:: Page ::

Ethereum Layer 2 Projects: Faster, Cheaper Blockchains for Everyone

Ethereum is one of the most popular blockchains. It popularized smart contracts and is the go-to blockchain for both DeFi and NFTs. But that popularity has its downsides:

When demand for the network is high, gas fees spike and transaction speeds slow down. 

During the 2021 NFT hype, it wasn’t uncommon to pay $100 in gas fees for a single transaction. 

While the high demand on ether drove up the price, it also made many Ethereum transactions pointless. Swapping $50 of stablecoins to ETH doesn’t make sense if the transaction itself costs $100.

That’s why almost everyone, including Ethereum inventor Vitalik Buterin, agrees that layer 2 networks are the future. They’re new networks designed to make blockchains faster and cheaper to use without sacrificing security. 

Let's dive in.

What are Layer 2 Solutions?

Layer 2 solutions are networks which aim to scale the Ethereum network by processing transactions off the main Ethereum chain (Layer 1).

:::

= Set problem 1 =
According to the Ethereum layer 2 page, what gas fee was not uncommon for a single transaction during the 2021 NFT hype?
The records come from a source unrelated to the Ethereum layer 2 page.

:: Source records ::

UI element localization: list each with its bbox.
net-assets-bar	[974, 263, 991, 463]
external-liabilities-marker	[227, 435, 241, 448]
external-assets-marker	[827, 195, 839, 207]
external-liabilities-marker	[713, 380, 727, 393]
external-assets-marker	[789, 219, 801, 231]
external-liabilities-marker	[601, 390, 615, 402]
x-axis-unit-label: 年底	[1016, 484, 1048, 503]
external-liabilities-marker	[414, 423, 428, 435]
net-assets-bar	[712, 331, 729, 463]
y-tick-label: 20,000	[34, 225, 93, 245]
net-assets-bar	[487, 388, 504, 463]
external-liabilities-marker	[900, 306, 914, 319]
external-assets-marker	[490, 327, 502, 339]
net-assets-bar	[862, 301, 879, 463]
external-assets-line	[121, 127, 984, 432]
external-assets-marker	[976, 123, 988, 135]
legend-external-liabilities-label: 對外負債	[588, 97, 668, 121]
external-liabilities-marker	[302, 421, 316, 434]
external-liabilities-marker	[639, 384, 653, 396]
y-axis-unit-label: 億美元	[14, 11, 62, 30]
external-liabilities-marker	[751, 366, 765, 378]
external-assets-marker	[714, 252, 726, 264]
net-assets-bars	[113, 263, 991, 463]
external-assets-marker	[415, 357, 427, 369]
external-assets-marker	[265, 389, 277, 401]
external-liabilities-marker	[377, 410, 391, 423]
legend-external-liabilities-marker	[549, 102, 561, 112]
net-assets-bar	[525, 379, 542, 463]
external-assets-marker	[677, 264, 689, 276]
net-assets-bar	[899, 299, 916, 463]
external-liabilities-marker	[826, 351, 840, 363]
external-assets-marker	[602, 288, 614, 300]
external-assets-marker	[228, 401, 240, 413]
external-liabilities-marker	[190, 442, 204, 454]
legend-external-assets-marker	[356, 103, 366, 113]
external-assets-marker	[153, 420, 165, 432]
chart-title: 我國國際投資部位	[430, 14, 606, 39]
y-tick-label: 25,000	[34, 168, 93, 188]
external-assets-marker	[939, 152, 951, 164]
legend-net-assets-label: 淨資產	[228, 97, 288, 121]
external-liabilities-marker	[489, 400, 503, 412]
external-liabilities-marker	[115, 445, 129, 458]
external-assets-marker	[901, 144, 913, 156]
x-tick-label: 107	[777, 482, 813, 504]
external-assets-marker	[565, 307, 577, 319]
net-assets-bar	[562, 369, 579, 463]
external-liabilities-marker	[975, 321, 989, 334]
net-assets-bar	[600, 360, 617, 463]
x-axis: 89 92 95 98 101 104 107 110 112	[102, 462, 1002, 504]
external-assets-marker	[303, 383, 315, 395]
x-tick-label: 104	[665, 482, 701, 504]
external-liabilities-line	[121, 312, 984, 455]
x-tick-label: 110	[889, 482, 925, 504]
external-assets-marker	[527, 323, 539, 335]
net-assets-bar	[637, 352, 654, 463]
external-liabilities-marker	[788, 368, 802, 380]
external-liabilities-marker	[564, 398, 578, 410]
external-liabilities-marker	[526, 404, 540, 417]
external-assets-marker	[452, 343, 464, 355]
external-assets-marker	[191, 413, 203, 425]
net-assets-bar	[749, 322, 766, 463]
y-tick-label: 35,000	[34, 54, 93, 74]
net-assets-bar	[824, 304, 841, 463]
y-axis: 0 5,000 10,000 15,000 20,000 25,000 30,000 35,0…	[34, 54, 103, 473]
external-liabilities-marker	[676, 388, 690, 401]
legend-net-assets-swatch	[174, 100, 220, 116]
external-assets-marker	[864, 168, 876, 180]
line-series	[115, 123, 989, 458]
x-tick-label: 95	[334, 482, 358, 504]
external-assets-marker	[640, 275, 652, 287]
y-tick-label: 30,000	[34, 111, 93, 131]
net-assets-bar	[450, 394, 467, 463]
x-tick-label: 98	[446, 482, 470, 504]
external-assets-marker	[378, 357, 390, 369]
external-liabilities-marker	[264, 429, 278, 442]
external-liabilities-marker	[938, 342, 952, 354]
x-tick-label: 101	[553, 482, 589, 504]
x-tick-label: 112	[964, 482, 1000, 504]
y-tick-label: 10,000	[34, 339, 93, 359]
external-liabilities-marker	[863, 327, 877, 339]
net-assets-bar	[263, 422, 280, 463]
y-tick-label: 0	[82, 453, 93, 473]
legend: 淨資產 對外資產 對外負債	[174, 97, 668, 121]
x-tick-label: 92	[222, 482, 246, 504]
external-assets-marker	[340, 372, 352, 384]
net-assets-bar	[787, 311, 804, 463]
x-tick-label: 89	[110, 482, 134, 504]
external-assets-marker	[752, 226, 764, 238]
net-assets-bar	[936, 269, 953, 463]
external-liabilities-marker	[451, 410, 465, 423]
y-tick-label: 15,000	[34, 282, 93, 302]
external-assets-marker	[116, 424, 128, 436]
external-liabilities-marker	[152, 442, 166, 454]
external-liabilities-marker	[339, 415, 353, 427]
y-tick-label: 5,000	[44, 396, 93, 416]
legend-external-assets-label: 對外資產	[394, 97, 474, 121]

:::

= Set problem 2 =
Render the records as a JSON list of strings, one per line, with blank lines omitted, beginning at the first line of the records and going on through the line that contains "423, 428, 435]".

= Expected answer 1 =
$100

= Expected answer 2 =
[
  "UI element localization: list each with its bbox.",
  "net-assets-bar\t[974, 263, 991, 463]",
  "external-liabilities-marker\t[227, 435, 241, 448]",
  "external-assets-marker\t[827, 195, 839, 207]",
  "external-liabilities-marker\t[713, 380, 727, 393]",
  "external-assets-marker\t[789, 219, 801, 231]",
  "external-liabilities-marker\t[601, 390, 615, 402]",
  "x-axis-unit-label: 年底\t[1016, 484, 1048, 503]",
  "external-liabilities-marker\t[414, 423, 428, 435]"
]